- _抜粋本文_:
.....
4月後半のことば
「誰一人として 平均的な人などいない」
私たちは日常生活で、つい「普通」や「平均」という物差しで自分や他人を測ってしまいます。「平均より背が高い」「普通の家庭」といった言葉は便利ですが、実態を捉えてはいません。
仏教には諸法無我(しょほうむが)という教えがあります。これは、すべての物事はさまざまな原因や条件が重なり合って成立しており、固定不変な実体(我)はどこにも存在しないという意味です。
たとえば、目の前にある一杯のお茶を考えてみてください。茶葉の産地、注いだ水の温度、淹れた人の加減によって、その味は刻一刻と変化します。昨日のお茶と今日のお茶は、厳密には同じではありません。
人間も同様です。私たちは、生まれ持った性質、経験した出来事、周りの環境、時の情勢、その日の体調といった無数の要素が組み合わさって存在しています。
.....
- _提供データ_:
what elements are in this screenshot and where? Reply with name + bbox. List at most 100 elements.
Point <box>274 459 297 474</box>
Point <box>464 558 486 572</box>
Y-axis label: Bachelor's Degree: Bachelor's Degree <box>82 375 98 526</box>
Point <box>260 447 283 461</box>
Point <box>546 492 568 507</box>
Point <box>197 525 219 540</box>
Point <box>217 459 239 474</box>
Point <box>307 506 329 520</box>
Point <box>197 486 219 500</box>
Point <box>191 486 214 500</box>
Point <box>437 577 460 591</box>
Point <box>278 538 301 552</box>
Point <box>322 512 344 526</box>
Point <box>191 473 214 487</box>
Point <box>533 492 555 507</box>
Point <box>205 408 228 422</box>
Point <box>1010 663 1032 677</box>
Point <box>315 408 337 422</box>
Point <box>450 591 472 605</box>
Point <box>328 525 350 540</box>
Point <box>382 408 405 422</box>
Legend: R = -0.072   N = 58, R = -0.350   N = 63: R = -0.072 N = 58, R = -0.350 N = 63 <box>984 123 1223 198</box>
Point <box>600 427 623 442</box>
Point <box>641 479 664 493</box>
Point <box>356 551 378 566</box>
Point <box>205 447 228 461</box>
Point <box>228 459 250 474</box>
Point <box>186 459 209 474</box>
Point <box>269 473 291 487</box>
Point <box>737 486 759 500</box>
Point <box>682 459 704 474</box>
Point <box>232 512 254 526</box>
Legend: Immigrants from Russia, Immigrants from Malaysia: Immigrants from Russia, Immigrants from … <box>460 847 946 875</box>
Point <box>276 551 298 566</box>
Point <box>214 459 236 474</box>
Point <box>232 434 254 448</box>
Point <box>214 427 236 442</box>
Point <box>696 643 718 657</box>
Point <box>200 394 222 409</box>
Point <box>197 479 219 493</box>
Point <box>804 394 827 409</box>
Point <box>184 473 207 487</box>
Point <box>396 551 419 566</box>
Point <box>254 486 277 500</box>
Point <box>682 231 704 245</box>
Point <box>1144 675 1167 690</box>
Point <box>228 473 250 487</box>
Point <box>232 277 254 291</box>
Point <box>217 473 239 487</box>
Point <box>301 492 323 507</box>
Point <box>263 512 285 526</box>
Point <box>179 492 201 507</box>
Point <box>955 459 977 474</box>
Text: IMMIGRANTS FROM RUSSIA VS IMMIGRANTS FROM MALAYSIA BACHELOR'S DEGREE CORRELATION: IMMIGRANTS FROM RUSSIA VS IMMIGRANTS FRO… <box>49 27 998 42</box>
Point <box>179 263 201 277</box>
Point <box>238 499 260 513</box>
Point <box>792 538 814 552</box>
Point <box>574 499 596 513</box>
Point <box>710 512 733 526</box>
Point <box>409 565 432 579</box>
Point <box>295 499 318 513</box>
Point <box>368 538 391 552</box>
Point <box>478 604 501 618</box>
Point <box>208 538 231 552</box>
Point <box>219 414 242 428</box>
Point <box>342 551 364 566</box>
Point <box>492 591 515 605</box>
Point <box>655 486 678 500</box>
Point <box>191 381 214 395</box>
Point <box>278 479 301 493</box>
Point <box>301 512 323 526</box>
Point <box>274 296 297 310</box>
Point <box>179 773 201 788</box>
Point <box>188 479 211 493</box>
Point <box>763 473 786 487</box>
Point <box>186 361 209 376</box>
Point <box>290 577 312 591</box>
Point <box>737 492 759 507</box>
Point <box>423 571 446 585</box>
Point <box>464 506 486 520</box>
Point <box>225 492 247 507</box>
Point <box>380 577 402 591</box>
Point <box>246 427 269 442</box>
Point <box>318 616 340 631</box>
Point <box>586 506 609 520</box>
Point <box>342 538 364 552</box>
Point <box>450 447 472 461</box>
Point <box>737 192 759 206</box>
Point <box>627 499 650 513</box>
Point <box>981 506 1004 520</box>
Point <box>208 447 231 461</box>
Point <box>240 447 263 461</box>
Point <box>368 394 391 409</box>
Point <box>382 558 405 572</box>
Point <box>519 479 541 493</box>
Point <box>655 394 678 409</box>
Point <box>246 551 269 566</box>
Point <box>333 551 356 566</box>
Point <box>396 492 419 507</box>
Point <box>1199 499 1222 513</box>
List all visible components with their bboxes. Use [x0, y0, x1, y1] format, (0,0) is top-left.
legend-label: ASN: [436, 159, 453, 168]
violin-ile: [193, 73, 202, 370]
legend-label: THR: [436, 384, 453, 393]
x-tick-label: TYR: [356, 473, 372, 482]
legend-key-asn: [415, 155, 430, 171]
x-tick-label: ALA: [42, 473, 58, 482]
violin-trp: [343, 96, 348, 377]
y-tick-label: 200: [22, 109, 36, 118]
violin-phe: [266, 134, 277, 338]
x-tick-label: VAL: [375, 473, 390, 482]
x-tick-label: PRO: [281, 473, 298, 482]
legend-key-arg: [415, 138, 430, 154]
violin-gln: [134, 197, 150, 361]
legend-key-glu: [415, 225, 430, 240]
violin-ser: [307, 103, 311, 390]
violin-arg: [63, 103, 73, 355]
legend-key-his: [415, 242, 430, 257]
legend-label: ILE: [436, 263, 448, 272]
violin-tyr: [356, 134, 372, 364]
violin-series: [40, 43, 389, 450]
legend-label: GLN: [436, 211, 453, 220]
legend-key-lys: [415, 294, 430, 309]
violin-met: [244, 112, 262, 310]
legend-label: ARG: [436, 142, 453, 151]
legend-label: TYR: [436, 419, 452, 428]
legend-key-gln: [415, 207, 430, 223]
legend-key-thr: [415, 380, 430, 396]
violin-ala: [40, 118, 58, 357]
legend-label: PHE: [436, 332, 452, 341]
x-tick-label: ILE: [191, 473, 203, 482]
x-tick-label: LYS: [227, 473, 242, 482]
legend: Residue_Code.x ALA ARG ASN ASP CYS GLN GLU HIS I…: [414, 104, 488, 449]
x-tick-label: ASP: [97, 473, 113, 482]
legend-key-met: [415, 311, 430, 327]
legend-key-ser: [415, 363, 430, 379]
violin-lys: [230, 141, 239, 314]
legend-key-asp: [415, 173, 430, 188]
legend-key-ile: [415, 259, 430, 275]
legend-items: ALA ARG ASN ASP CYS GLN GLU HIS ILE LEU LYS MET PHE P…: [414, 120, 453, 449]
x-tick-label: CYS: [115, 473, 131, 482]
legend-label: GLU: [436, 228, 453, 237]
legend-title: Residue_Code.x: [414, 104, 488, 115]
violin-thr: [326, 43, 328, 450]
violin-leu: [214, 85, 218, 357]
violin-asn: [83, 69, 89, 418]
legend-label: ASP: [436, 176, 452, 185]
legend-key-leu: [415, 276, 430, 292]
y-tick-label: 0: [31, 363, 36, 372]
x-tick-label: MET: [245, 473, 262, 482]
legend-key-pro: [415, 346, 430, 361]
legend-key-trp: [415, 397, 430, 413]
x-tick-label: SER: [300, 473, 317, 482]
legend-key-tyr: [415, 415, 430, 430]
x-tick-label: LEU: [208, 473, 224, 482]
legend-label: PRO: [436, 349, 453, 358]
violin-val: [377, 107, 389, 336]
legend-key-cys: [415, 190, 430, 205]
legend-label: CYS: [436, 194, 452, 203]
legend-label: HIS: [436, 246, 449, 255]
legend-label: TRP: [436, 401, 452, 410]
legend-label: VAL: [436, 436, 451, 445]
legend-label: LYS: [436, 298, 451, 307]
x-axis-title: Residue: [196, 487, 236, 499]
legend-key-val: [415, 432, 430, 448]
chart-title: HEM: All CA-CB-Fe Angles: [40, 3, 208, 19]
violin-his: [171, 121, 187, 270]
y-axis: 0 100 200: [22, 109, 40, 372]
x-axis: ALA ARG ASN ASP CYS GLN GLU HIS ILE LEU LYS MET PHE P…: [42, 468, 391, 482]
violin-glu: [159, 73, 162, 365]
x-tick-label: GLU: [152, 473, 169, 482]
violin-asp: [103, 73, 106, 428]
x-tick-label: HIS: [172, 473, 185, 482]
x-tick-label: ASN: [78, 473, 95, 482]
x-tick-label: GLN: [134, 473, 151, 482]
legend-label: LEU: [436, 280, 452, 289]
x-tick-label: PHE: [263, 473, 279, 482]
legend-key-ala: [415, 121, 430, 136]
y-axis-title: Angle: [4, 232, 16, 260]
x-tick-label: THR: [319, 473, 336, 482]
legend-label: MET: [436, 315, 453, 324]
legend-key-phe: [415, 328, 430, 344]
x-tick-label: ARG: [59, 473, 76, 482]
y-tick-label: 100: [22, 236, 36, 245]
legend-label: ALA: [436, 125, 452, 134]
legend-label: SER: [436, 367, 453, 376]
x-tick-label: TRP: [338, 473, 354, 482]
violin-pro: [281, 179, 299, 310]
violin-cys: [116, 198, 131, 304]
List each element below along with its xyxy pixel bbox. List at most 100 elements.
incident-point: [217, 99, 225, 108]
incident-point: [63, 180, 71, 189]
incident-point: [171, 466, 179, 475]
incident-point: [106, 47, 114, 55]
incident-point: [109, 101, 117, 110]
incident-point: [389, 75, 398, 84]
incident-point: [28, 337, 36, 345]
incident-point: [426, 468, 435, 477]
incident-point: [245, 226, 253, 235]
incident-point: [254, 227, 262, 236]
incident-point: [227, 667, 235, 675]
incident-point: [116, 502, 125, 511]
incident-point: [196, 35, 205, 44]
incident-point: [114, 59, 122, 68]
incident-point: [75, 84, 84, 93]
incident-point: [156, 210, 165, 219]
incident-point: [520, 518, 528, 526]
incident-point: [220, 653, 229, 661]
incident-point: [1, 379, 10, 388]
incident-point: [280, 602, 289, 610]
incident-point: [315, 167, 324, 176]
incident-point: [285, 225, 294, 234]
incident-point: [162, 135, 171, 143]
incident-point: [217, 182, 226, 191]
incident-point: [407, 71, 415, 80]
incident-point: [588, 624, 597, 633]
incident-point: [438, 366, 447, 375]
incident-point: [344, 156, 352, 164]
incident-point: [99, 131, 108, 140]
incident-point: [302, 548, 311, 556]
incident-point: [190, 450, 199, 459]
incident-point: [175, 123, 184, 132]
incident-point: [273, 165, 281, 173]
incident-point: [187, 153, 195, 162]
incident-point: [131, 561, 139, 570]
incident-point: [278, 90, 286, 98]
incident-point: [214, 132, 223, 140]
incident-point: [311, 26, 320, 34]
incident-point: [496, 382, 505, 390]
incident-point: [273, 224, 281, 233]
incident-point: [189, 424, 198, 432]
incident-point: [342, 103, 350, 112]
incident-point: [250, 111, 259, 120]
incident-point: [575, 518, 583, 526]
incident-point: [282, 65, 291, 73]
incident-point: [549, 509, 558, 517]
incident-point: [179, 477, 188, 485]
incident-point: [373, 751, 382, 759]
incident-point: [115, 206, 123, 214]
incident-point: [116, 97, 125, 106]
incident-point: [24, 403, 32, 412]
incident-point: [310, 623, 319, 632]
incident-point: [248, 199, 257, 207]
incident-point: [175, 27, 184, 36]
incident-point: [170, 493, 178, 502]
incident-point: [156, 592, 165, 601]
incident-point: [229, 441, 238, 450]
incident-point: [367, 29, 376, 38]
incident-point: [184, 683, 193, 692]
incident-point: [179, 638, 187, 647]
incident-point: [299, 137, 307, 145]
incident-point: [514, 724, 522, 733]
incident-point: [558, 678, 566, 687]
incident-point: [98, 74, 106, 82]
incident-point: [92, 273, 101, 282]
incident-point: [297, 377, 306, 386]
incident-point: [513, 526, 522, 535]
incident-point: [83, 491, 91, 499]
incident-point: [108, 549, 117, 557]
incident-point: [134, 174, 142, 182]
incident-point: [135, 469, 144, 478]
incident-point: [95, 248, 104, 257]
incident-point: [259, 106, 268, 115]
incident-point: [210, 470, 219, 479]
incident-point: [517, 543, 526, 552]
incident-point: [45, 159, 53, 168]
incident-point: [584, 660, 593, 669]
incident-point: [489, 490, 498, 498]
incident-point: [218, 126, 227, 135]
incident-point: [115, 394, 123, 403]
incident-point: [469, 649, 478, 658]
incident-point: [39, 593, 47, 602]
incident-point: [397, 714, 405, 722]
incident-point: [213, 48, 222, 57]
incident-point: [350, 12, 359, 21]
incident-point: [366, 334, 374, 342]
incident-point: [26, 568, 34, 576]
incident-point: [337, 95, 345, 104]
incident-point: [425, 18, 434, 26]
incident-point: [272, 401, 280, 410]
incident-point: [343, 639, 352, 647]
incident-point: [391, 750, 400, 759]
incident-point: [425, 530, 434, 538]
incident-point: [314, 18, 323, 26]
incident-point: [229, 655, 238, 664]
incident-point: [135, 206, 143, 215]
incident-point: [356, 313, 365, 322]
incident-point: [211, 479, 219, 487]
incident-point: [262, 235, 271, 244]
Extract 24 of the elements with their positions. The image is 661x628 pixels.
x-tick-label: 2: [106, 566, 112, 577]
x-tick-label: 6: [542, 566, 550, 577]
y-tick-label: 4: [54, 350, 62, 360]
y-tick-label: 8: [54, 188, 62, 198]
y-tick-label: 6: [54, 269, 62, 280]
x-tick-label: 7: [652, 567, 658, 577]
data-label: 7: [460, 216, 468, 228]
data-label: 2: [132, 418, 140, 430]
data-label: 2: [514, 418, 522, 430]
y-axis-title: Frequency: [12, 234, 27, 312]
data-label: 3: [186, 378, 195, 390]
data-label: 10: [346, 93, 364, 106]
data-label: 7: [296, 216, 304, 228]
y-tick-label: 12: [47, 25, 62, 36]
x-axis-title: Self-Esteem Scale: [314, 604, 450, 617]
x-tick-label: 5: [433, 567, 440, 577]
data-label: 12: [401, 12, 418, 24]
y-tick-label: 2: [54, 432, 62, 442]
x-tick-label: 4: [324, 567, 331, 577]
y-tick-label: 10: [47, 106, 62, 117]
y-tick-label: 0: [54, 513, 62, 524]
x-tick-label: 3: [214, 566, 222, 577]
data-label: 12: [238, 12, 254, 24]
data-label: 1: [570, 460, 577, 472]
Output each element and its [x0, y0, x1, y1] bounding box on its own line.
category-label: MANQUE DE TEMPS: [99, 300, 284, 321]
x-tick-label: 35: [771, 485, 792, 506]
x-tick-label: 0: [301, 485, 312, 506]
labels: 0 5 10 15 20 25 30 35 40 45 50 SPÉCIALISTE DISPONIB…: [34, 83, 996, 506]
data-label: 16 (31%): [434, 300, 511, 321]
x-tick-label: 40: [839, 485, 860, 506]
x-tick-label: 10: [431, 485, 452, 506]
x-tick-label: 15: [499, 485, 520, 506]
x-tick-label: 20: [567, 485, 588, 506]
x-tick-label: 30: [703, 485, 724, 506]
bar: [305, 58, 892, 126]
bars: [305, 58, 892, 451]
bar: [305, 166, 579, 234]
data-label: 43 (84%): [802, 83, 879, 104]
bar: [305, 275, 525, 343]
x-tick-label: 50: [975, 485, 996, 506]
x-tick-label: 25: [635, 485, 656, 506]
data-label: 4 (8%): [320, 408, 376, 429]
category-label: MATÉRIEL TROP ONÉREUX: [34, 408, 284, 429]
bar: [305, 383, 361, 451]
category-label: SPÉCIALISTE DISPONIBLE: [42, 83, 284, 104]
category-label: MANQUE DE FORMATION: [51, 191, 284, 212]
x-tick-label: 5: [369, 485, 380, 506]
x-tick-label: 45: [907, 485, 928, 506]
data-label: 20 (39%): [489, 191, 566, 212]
.....
- _課題_:
抜粋本文をもとに、次の問いに答えよ。
(a) すべての物事は原因や条件が重なり合って成立し、固定不変な実体は存在しないとする仏教の教えの名称は何か。
(b) 一杯のお茶の味を変化させるものとして挙げられている三つの要素は何か。
(c) 便利だが実態を捉えていない言葉の例として挙げられている二つの表現は何か。

- _出力結果_:
(a) 諸法無我(しょほうむが)
(b) 茶葉の産地、注いだ水の温度、淹れた人の加減
(c) 「平均より背が高い」「普通の家庭」